[Start of STORED ROWS]

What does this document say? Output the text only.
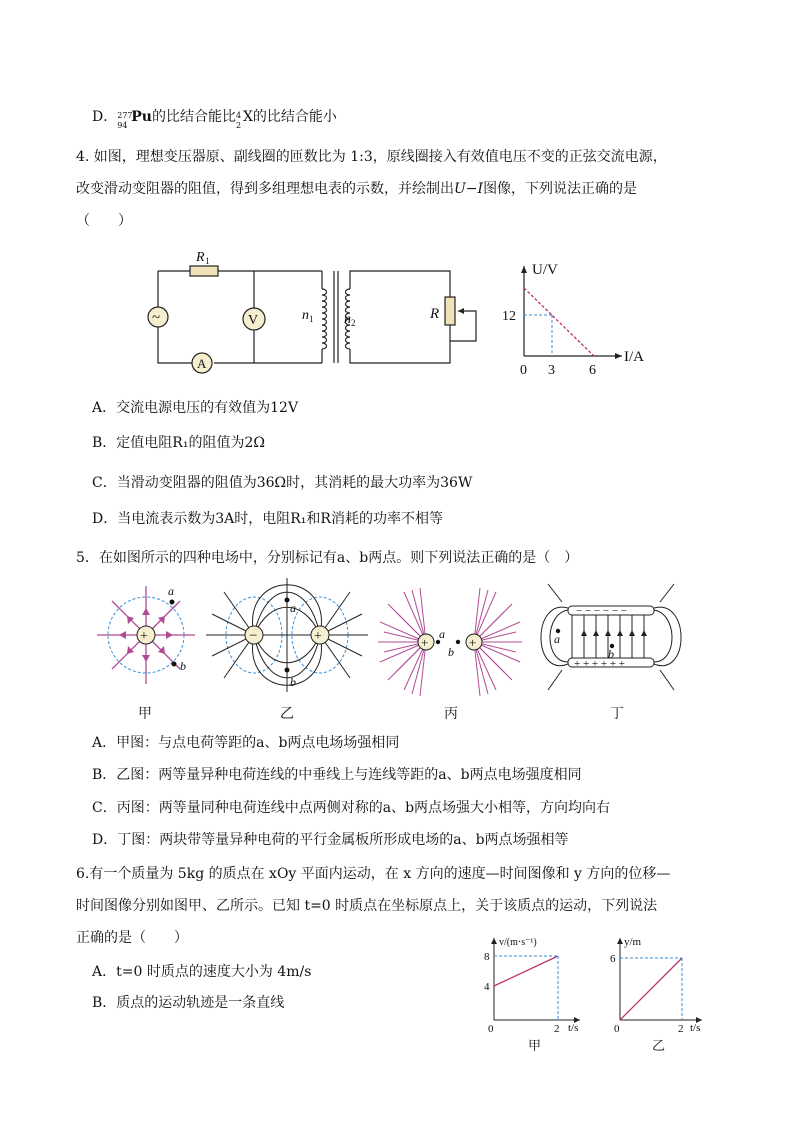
D． 277
94
Pu的比结合能比 4
2
X的比结合能小
4. 如图，理想变压器原、副线圈的匝数比为 1:3，原线圈接入有效值电压不变的正弦交流电源，
改变滑动变阻器的阻值，得到多组理想电表的示数，并绘制出U−I图像，下列说法正确的是
（　　）
~	V
A
R 1
n 1 n 2
R
U/V
I/A
0
12
3 6
A．交流电源电压的有效值为12V
B．定值电阻R₁的阻值为2Ω
C．当滑动变阻器的阻值为36Ω时，其消耗的最大功率为36W
D．当电流表示数为3A时，电阻R₁和R消耗的功率不相等
5．在如图所示的四种电场中，分别标记有a、b两点。则下列说法正确的是（　）
+
a
b
−	+
a
b
+	+
a
b
− − − − − −
+ + + + + +
a
b
甲	乙	丙	丁
A．甲图：与点电荷等距的a、b两点电场场强相同
B．乙图：两等量异种电荷连线的中垂线上与连线等距的a、b两点电场强度相同
C．丙图：两等量同种电荷连线中点两侧对称的a、b两点场强大小相等，方向均向右
D．丁图：两块带等量异种电荷的平行金属板所形成电场的a、b两点场强相等
6.有一个质量为 5kg 的质点在 xOy 平面内运动，在 x 方向的速度—时间图像和 y 方向的位移—
时间图像分别如图甲、乙所示。已知 t=0 时质点在坐标原点上，关于该质点的运动，下列说法
正确的是（　　）
A．t=0 时质点的速度大小为 4m/s
B．质点的运动轨迹是一条直线
v/(m·s⁻¹)
t/s
8
4
0	2
甲
y/m
t/s
6
0	2
乙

[End of STORED ROWS]

**TASK DIRECTIONS**
Give all the lines above again, character for character, without pictures.

**RESPONSE**
What does this document say? Output the text only.
D． 277
94
Pu的比结合能比 4
2
X的比结合能小
4. 如图，理想变压器原、副线圈的匝数比为 1:3，原线圈接入有效值电压不变的正弦交流电源，
改变滑动变阻器的阻值，得到多组理想电表的示数，并绘制出U−I图像，下列说法正确的是
（　　）
~	V
A
R 1
n 1 n 2
R
U/V
I/A
0
12
3 6
A．交流电源电压的有效值为12V
B．定值电阻R₁的阻值为2Ω
C．当滑动变阻器的阻值为36Ω时，其消耗的最大功率为36W
D．当电流表示数为3A时，电阻R₁和R消耗的功率不相等
5．在如图所示的四种电场中，分别标记有a、b两点。则下列说法正确的是（　）
+
a
b
−	+
a
b
+	+
a
b
− − − − − −
+ + + + + +
a
b
甲	乙	丙	丁
A．甲图：与点电荷等距的a、b两点电场场强相同
B．乙图：两等量异种电荷连线的中垂线上与连线等距的a、b两点电场强度相同
C．丙图：两等量同种电荷连线中点两侧对称的a、b两点场强大小相等，方向均向右
D．丁图：两块带等量异种电荷的平行金属板所形成电场的a、b两点场强相等
6.有一个质量为 5kg 的质点在 xOy 平面内运动，在 x 方向的速度—时间图像和 y 方向的位移—
时间图像分别如图甲、乙所示。已知 t=0 时质点在坐标原点上，关于该质点的运动，下列说法
正确的是（　　）
A．t=0 时质点的速度大小为 4m/s
B．质点的运动轨迹是一条直线
v/(m·s⁻¹)
t/s
8
4
0	2
甲
y/m
t/s
6
0	2
乙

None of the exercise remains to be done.